Transcribe each line of the listing below verbatim, omitting any pictures.

◆ ◆ ◆ ◆

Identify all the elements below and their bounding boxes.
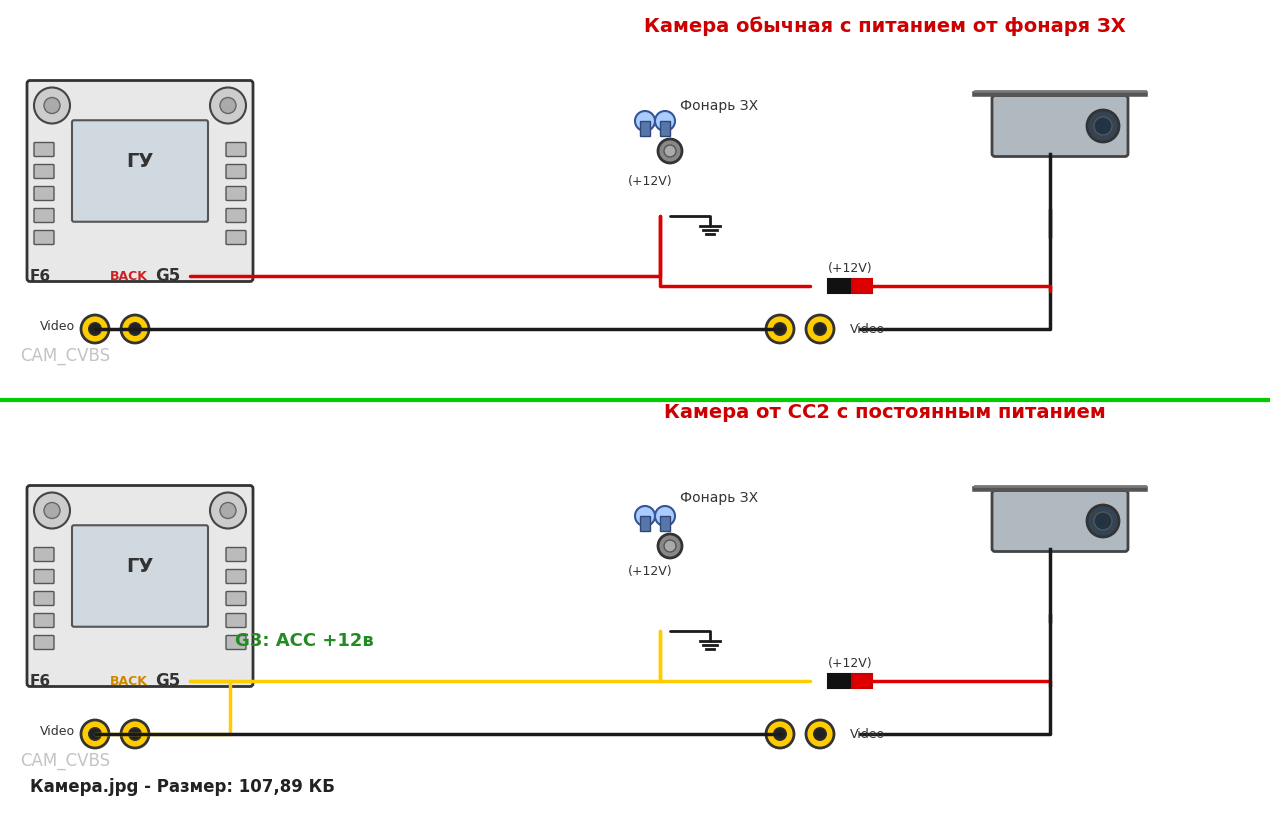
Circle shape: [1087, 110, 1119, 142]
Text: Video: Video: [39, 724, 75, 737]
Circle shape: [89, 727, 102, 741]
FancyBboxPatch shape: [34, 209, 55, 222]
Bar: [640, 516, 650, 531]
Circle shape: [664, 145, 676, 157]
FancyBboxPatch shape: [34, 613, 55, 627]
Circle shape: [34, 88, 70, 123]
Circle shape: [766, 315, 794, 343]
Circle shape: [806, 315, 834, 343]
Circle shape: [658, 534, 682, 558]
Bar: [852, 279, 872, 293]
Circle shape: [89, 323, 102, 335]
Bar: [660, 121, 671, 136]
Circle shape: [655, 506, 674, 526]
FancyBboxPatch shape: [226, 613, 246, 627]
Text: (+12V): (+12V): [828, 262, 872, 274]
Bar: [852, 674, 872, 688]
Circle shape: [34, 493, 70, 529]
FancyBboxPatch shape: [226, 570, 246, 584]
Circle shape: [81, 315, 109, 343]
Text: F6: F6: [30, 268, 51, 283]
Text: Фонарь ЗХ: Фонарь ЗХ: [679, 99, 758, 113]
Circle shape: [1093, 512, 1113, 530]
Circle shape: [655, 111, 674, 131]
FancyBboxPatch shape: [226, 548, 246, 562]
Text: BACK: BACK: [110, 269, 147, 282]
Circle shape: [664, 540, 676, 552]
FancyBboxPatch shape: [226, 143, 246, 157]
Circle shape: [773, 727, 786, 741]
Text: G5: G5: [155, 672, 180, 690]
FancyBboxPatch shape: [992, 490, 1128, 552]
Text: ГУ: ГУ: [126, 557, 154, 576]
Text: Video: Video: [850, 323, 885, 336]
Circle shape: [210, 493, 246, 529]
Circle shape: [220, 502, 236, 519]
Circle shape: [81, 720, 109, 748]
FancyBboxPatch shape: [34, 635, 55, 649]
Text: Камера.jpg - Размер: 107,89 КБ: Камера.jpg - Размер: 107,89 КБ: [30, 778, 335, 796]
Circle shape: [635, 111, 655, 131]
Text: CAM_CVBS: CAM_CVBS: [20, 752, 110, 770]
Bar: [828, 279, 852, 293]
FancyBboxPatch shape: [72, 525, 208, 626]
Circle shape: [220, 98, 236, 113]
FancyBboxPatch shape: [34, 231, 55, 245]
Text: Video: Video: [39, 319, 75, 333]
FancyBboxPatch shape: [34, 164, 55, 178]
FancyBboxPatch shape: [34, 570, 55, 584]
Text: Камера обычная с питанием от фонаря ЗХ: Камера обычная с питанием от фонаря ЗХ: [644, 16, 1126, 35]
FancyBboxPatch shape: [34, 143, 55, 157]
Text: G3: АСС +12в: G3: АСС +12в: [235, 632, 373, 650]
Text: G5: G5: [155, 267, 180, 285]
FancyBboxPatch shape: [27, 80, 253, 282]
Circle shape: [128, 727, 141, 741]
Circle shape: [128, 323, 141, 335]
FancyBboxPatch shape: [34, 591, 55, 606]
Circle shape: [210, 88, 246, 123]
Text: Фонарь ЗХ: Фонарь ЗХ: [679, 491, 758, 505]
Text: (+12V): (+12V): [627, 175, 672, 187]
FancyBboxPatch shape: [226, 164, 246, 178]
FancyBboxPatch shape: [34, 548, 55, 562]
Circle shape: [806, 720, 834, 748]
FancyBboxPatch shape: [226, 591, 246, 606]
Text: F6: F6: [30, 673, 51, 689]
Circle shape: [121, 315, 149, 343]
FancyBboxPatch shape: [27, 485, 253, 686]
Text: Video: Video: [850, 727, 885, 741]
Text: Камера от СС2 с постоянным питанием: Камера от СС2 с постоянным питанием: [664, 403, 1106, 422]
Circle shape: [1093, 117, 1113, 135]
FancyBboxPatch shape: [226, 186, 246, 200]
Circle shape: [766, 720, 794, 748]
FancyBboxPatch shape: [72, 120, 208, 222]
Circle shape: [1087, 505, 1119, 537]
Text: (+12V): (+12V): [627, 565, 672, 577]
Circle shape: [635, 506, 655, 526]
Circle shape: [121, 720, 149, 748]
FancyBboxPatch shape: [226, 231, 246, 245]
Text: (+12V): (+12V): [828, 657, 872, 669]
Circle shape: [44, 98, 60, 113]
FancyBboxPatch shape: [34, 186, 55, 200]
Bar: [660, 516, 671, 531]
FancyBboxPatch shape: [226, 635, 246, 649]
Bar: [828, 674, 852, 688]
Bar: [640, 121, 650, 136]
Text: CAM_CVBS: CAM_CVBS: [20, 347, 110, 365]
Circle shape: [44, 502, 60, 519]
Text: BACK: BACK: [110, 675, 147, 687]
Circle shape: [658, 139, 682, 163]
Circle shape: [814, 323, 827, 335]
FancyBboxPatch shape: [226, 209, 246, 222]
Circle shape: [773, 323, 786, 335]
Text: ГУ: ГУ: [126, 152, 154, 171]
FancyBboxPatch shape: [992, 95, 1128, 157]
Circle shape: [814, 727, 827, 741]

◆ ◆ ◆ ◆

Finished task:
Identify all the elements below and their bounding boxes.
Circle shape: [1087, 110, 1119, 142]
Text: Video: Video: [39, 724, 75, 737]
Circle shape: [89, 727, 102, 741]
FancyBboxPatch shape: [34, 209, 55, 222]
Bar: [640, 516, 650, 531]
Circle shape: [664, 145, 676, 157]
FancyBboxPatch shape: [34, 613, 55, 627]
Circle shape: [34, 88, 70, 123]
Circle shape: [766, 315, 794, 343]
Circle shape: [806, 315, 834, 343]
Circle shape: [658, 534, 682, 558]
Bar: [852, 279, 872, 293]
Circle shape: [89, 323, 102, 335]
Bar: [660, 121, 671, 136]
Circle shape: [655, 506, 674, 526]
FancyBboxPatch shape: [226, 613, 246, 627]
Text: (+12V): (+12V): [828, 262, 872, 274]
Bar: [852, 674, 872, 688]
Circle shape: [34, 493, 70, 529]
FancyBboxPatch shape: [226, 570, 246, 584]
Circle shape: [81, 315, 109, 343]
Text: F6: F6: [30, 268, 51, 283]
Text: Фонарь ЗХ: Фонарь ЗХ: [679, 99, 758, 113]
Circle shape: [1093, 512, 1113, 530]
Circle shape: [655, 111, 674, 131]
FancyBboxPatch shape: [226, 548, 246, 562]
Text: BACK: BACK: [110, 269, 147, 282]
Circle shape: [664, 540, 676, 552]
FancyBboxPatch shape: [226, 143, 246, 157]
Circle shape: [773, 727, 786, 741]
Text: G5: G5: [155, 672, 180, 690]
FancyBboxPatch shape: [992, 490, 1128, 552]
Text: ГУ: ГУ: [126, 557, 154, 576]
Text: Video: Video: [850, 323, 885, 336]
Circle shape: [210, 493, 246, 529]
Circle shape: [220, 502, 236, 519]
Circle shape: [81, 720, 109, 748]
FancyBboxPatch shape: [34, 635, 55, 649]
Text: Камера.jpg - Размер: 107,89 КБ: Камера.jpg - Размер: 107,89 КБ: [30, 778, 335, 796]
Circle shape: [635, 111, 655, 131]
Text: CAM_CVBS: CAM_CVBS: [20, 752, 110, 770]
Bar: [828, 279, 852, 293]
FancyBboxPatch shape: [72, 525, 208, 626]
Circle shape: [220, 98, 236, 113]
FancyBboxPatch shape: [34, 231, 55, 245]
Text: Video: Video: [39, 319, 75, 333]
FancyBboxPatch shape: [34, 164, 55, 178]
FancyBboxPatch shape: [34, 570, 55, 584]
Text: Камера обычная с питанием от фонаря ЗХ: Камера обычная с питанием от фонаря ЗХ: [644, 16, 1126, 35]
FancyBboxPatch shape: [34, 143, 55, 157]
Text: G3: АСС +12в: G3: АСС +12в: [235, 632, 373, 650]
Text: G5: G5: [155, 267, 180, 285]
FancyBboxPatch shape: [27, 80, 253, 282]
Circle shape: [128, 727, 141, 741]
Circle shape: [128, 323, 141, 335]
FancyBboxPatch shape: [34, 591, 55, 606]
Circle shape: [210, 88, 246, 123]
Text: Фонарь ЗХ: Фонарь ЗХ: [679, 491, 758, 505]
Text: (+12V): (+12V): [627, 175, 672, 187]
FancyBboxPatch shape: [226, 164, 246, 178]
FancyBboxPatch shape: [34, 548, 55, 562]
Circle shape: [806, 720, 834, 748]
FancyBboxPatch shape: [226, 591, 246, 606]
Text: F6: F6: [30, 673, 51, 689]
Circle shape: [121, 315, 149, 343]
FancyBboxPatch shape: [27, 485, 253, 686]
Text: Video: Video: [850, 727, 885, 741]
Text: Камера от СС2 с постоянным питанием: Камера от СС2 с постоянным питанием: [664, 403, 1106, 422]
Circle shape: [1093, 117, 1113, 135]
FancyBboxPatch shape: [226, 186, 246, 200]
Circle shape: [766, 720, 794, 748]
FancyBboxPatch shape: [72, 120, 208, 222]
Circle shape: [1087, 505, 1119, 537]
Text: (+12V): (+12V): [627, 565, 672, 577]
Circle shape: [635, 506, 655, 526]
Circle shape: [121, 720, 149, 748]
FancyBboxPatch shape: [226, 231, 246, 245]
Text: (+12V): (+12V): [828, 657, 872, 669]
Circle shape: [44, 98, 60, 113]
FancyBboxPatch shape: [34, 186, 55, 200]
Bar: [660, 516, 671, 531]
FancyBboxPatch shape: [226, 635, 246, 649]
Bar: [828, 674, 852, 688]
Bar: [640, 121, 650, 136]
Text: CAM_CVBS: CAM_CVBS: [20, 347, 110, 365]
Circle shape: [44, 502, 60, 519]
Text: BACK: BACK: [110, 675, 147, 687]
Circle shape: [658, 139, 682, 163]
Circle shape: [814, 323, 827, 335]
FancyBboxPatch shape: [226, 209, 246, 222]
Circle shape: [773, 323, 786, 335]
Text: ГУ: ГУ: [126, 152, 154, 171]
FancyBboxPatch shape: [992, 95, 1128, 157]
Circle shape: [814, 727, 827, 741]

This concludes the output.